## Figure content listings
┌──

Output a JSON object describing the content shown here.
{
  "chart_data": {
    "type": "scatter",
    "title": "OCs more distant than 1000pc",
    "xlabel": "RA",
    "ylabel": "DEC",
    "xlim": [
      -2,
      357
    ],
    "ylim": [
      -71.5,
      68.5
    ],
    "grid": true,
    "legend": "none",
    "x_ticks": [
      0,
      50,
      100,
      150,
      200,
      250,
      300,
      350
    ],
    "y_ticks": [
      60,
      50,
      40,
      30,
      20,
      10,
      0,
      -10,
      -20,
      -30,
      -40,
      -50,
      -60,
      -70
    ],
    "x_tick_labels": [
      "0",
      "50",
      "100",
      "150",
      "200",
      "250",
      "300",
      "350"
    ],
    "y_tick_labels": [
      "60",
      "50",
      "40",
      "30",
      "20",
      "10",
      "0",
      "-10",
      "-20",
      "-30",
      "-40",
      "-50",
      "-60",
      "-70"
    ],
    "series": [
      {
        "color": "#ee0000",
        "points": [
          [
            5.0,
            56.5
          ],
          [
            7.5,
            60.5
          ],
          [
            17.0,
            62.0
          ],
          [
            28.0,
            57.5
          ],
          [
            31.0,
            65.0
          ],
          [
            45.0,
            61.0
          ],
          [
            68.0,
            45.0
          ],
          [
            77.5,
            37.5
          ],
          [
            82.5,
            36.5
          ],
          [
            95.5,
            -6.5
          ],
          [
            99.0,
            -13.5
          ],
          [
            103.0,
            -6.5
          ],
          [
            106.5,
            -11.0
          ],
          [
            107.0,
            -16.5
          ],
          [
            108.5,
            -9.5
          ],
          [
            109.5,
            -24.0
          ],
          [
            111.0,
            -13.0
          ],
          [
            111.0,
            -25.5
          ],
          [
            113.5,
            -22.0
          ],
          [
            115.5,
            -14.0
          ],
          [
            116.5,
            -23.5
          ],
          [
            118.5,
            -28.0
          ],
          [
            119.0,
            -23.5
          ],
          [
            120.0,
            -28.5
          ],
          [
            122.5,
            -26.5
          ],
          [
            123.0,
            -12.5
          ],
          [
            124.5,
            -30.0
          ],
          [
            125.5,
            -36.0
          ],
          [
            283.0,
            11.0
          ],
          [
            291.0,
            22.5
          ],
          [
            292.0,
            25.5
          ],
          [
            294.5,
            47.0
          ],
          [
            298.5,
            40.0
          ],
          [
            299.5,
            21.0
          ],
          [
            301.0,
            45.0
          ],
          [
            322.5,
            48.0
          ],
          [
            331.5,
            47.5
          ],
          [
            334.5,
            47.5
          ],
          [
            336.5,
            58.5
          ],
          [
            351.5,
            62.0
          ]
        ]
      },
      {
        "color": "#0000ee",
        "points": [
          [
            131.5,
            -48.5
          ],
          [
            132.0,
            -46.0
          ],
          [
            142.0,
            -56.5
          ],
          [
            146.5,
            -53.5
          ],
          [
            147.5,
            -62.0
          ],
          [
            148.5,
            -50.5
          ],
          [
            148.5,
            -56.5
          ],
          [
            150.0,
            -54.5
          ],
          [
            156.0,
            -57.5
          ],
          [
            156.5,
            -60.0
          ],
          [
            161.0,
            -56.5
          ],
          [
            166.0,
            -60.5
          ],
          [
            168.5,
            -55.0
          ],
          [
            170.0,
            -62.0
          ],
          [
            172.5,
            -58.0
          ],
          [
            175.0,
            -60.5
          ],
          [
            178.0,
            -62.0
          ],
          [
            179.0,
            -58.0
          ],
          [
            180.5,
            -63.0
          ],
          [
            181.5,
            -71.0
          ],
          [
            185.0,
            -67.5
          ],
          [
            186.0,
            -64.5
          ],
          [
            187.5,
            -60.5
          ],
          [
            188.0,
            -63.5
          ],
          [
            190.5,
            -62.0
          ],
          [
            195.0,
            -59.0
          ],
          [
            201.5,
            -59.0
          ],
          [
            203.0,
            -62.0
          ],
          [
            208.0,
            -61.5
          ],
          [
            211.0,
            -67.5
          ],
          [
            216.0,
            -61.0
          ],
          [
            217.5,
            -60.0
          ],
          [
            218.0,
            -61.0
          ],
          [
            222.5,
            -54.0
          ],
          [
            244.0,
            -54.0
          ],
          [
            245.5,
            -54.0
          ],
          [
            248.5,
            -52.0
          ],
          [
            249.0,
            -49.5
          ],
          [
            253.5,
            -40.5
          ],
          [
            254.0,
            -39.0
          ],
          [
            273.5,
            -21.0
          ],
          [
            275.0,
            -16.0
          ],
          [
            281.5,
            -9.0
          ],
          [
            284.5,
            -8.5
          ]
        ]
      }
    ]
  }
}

└──

## The request
Write the listing out again, exactly as it reads.

## Solution
Output a JSON object describing the content shown here.
{
  "chart_data": {
    "type": "scatter",
    "title": "OCs more distant than 1000pc",
    "xlabel": "RA",
    "ylabel": "DEC",
    "xlim": [
      -2,
      357
    ],
    "ylim": [
      -71.5,
      68.5
    ],
    "grid": true,
    "legend": "none",
    "x_ticks": [
      0,
      50,
      100,
      150,
      200,
      250,
      300,
      350
    ],
    "y_ticks": [
      60,
      50,
      40,
      30,
      20,
      10,
      0,
      -10,
      -20,
      -30,
      -40,
      -50,
      -60,
      -70
    ],
    "x_tick_labels": [
      "0",
      "50",
      "100",
      "150",
      "200",
      "250",
      "300",
      "350"
    ],
    "y_tick_labels": [
      "60",
      "50",
      "40",
      "30",
      "20",
      "10",
      "0",
      "-10",
      "-20",
      "-30",
      "-40",
      "-50",
      "-60",
      "-70"
    ],
    "series": [
      {
        "color": "#ee0000",
        "points": [
          [
            5.0,
            56.5
          ],
          [
            7.5,
            60.5
          ],
          [
            17.0,
            62.0
          ],
          [
            28.0,
            57.5
          ],
          [
            31.0,
            65.0
          ],
          [
            45.0,
            61.0
          ],
          [
            68.0,
            45.0
          ],
          [
            77.5,
            37.5
          ],
          [
            82.5,
            36.5
          ],
          [
            95.5,
            -6.5
          ],
          [
            99.0,
            -13.5
          ],
          [
            103.0,
            -6.5
          ],
          [
            106.5,
            -11.0
          ],
          [
            107.0,
            -16.5
          ],
          [
            108.5,
            -9.5
          ],
          [
            109.5,
            -24.0
          ],
          [
            111.0,
            -13.0
          ],
          [
            111.0,
            -25.5
          ],
          [
            113.5,
            -22.0
          ],
          [
            115.5,
            -14.0
          ],
          [
            116.5,
            -23.5
          ],
          [
            118.5,
            -28.0
          ],
          [
            119.0,
            -23.5
          ],
          [
            120.0,
            -28.5
          ],
          [
            122.5,
            -26.5
          ],
          [
            123.0,
            -12.5
          ],
          [
            124.5,
            -30.0
          ],
          [
            125.5,
            -36.0
          ],
          [
            283.0,
            11.0
          ],
          [
            291.0,
            22.5
          ],
          [
            292.0,
            25.5
          ],
          [
            294.5,
            47.0
          ],
          [
            298.5,
            40.0
          ],
          [
            299.5,
            21.0
          ],
          [
            301.0,
            45.0
          ],
          [
            322.5,
            48.0
          ],
          [
            331.5,
            47.5
          ],
          [
            334.5,
            47.5
          ],
          [
            336.5,
            58.5
          ],
          [
            351.5,
            62.0
          ]
        ]
      },
      {
        "color": "#0000ee",
        "points": [
          [
            131.5,
            -48.5
          ],
          [
            132.0,
            -46.0
          ],
          [
            142.0,
            -56.5
          ],
          [
            146.5,
            -53.5
          ],
          [
            147.5,
            -62.0
          ],
          [
            148.5,
            -50.5
          ],
          [
            148.5,
            -56.5
          ],
          [
            150.0,
            -54.5
          ],
          [
            156.0,
            -57.5
          ],
          [
            156.5,
            -60.0
          ],
          [
            161.0,
            -56.5
          ],
          [
            166.0,
            -60.5
          ],
          [
            168.5,
            -55.0
          ],
          [
            170.0,
            -62.0
          ],
          [
            172.5,
            -58.0
          ],
          [
            175.0,
            -60.5
          ],
          [
            178.0,
            -62.0
          ],
          [
            179.0,
            -58.0
          ],
          [
            180.5,
            -63.0
          ],
          [
            181.5,
            -71.0
          ],
          [
            185.0,
            -67.5
          ],
          [
            186.0,
            -64.5
          ],
          [
            187.5,
            -60.5
          ],
          [
            188.0,
            -63.5
          ],
          [
            190.5,
            -62.0
          ],
          [
            195.0,
            -59.0
          ],
          [
            201.5,
            -59.0
          ],
          [
            203.0,
            -62.0
          ],
          [
            208.0,
            -61.5
          ],
          [
            211.0,
            -67.5
          ],
          [
            216.0,
            -61.0
          ],
          [
            217.5,
            -60.0
          ],
          [
            218.0,
            -61.0
          ],
          [
            222.5,
            -54.0
          ],
          [
            244.0,
            -54.0
          ],
          [
            245.5,
            -54.0
          ],
          [
            248.5,
            -52.0
          ],
          [
            249.0,
            -49.5
          ],
          [
            253.5,
            -40.5
          ],
          [
            254.0,
            -39.0
          ],
          [
            273.5,
            -21.0
          ],
          [
            275.0,
            -16.0
          ],
          [
            281.5,
            -9.0
          ],
          [
            284.5,
            -8.5
          ]
        ]
      }
    ]
  }
}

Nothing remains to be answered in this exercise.